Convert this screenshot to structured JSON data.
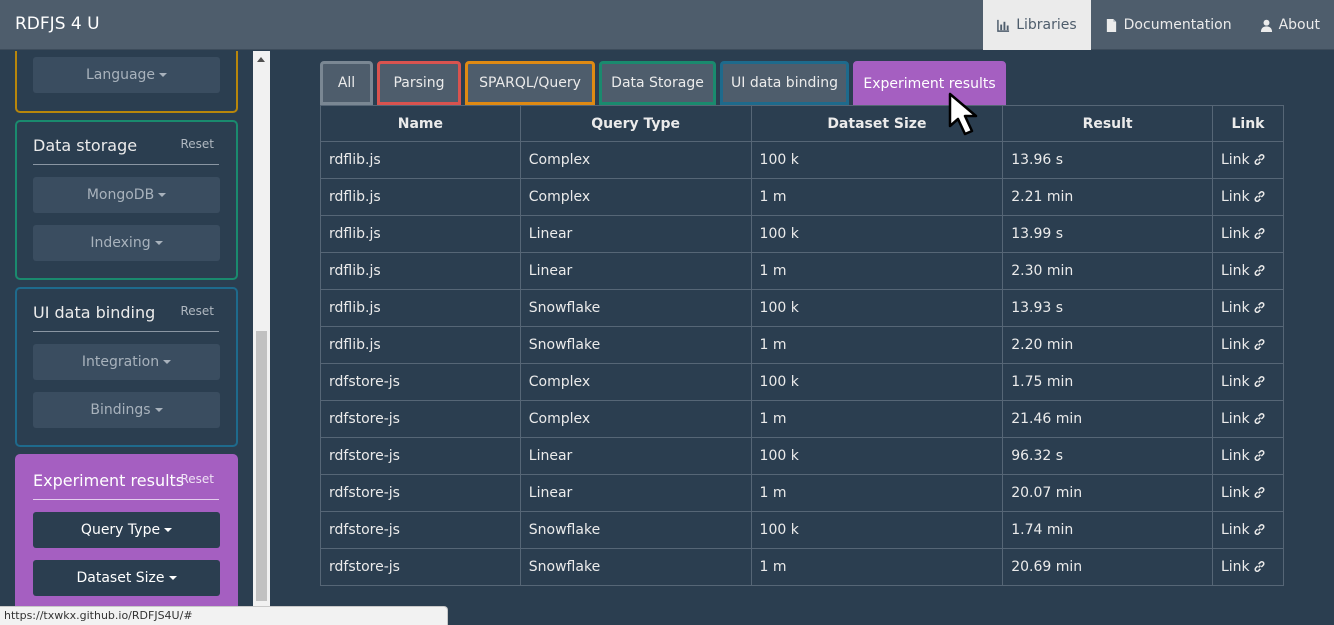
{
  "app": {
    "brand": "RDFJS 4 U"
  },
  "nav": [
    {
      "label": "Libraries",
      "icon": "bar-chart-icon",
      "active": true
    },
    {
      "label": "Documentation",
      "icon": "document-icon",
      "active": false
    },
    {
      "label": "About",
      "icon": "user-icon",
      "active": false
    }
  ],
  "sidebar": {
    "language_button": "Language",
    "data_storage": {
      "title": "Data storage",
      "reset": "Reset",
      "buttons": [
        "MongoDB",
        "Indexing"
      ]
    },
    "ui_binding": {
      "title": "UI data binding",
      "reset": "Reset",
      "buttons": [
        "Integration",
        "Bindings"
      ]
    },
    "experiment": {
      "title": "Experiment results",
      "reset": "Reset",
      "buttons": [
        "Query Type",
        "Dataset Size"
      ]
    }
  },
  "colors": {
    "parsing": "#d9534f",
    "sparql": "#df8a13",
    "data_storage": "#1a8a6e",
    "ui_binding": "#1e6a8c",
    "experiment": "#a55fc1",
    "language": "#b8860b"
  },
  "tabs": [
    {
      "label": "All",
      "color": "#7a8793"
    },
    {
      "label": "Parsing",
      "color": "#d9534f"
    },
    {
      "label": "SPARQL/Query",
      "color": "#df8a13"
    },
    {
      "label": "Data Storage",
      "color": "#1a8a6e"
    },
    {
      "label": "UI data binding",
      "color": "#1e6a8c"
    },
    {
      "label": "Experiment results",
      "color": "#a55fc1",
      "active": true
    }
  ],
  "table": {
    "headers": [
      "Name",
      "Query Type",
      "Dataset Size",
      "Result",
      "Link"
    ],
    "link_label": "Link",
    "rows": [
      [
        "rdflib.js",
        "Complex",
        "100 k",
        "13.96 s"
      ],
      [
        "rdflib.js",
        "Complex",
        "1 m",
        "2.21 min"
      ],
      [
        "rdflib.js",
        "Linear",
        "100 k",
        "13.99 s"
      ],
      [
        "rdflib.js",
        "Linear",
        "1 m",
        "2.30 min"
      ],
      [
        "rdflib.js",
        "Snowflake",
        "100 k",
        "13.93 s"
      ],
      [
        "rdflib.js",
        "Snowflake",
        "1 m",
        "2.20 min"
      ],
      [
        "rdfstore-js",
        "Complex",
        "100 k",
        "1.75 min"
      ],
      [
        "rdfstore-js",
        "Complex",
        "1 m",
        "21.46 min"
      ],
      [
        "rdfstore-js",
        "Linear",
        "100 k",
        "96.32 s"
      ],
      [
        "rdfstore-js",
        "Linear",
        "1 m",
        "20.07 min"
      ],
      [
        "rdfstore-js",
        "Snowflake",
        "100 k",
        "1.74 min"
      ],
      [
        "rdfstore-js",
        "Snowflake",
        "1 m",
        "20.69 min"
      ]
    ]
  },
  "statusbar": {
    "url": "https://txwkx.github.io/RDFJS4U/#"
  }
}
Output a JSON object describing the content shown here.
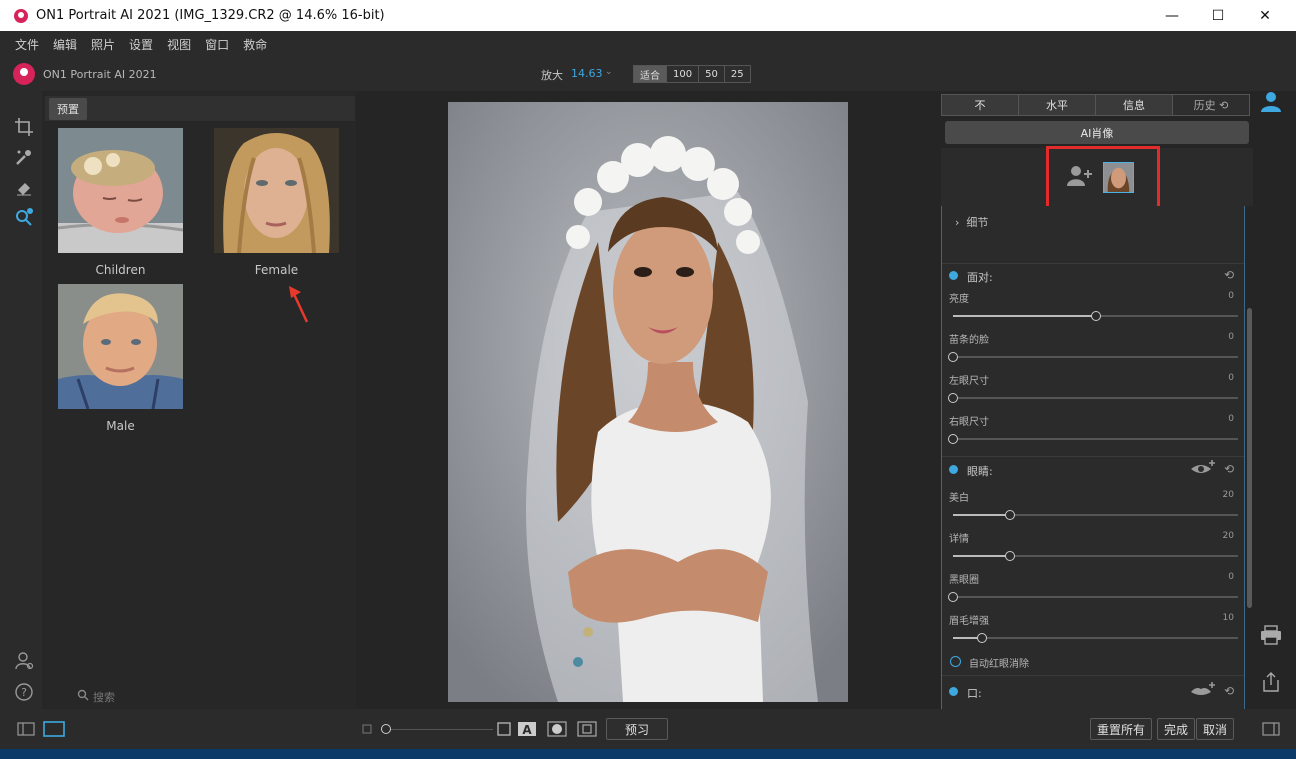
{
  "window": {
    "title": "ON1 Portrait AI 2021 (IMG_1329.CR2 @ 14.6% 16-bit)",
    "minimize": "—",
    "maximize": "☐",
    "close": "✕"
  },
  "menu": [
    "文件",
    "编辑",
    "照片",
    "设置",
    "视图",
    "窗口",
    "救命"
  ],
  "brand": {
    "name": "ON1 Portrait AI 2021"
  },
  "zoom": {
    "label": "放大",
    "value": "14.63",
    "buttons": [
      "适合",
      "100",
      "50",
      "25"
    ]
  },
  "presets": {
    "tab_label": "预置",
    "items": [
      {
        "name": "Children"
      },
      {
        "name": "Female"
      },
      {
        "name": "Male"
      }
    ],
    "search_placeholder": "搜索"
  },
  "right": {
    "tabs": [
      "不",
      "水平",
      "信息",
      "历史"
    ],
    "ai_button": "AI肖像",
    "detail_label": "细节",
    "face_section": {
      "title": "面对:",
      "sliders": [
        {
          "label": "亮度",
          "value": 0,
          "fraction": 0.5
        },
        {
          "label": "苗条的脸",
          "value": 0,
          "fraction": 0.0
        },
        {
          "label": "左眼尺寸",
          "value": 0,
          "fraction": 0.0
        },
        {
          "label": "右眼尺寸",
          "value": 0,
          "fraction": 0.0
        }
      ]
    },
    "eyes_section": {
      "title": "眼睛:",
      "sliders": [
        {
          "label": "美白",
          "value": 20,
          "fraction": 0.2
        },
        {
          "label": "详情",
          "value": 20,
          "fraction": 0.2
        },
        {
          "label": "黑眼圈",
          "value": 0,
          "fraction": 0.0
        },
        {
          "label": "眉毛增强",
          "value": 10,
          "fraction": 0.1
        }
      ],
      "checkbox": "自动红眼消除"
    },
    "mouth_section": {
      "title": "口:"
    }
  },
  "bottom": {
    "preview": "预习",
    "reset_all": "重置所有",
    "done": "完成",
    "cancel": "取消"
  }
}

* _PROBLEM REQUIREMENTS_
List the lines that contain the word "title".

* _RESULT FOR THIS EXERCISE_
      "title": "Data storage",
      "title": "UI data binding",
      "title": "Experiment results",
    "title": "ON1 Portrait AI 2021 (IMG_1329.CR2 @ 14.6% 16-bit)",
      "title": "面对:",
      "title": "眼睛:",
      "title": "口:"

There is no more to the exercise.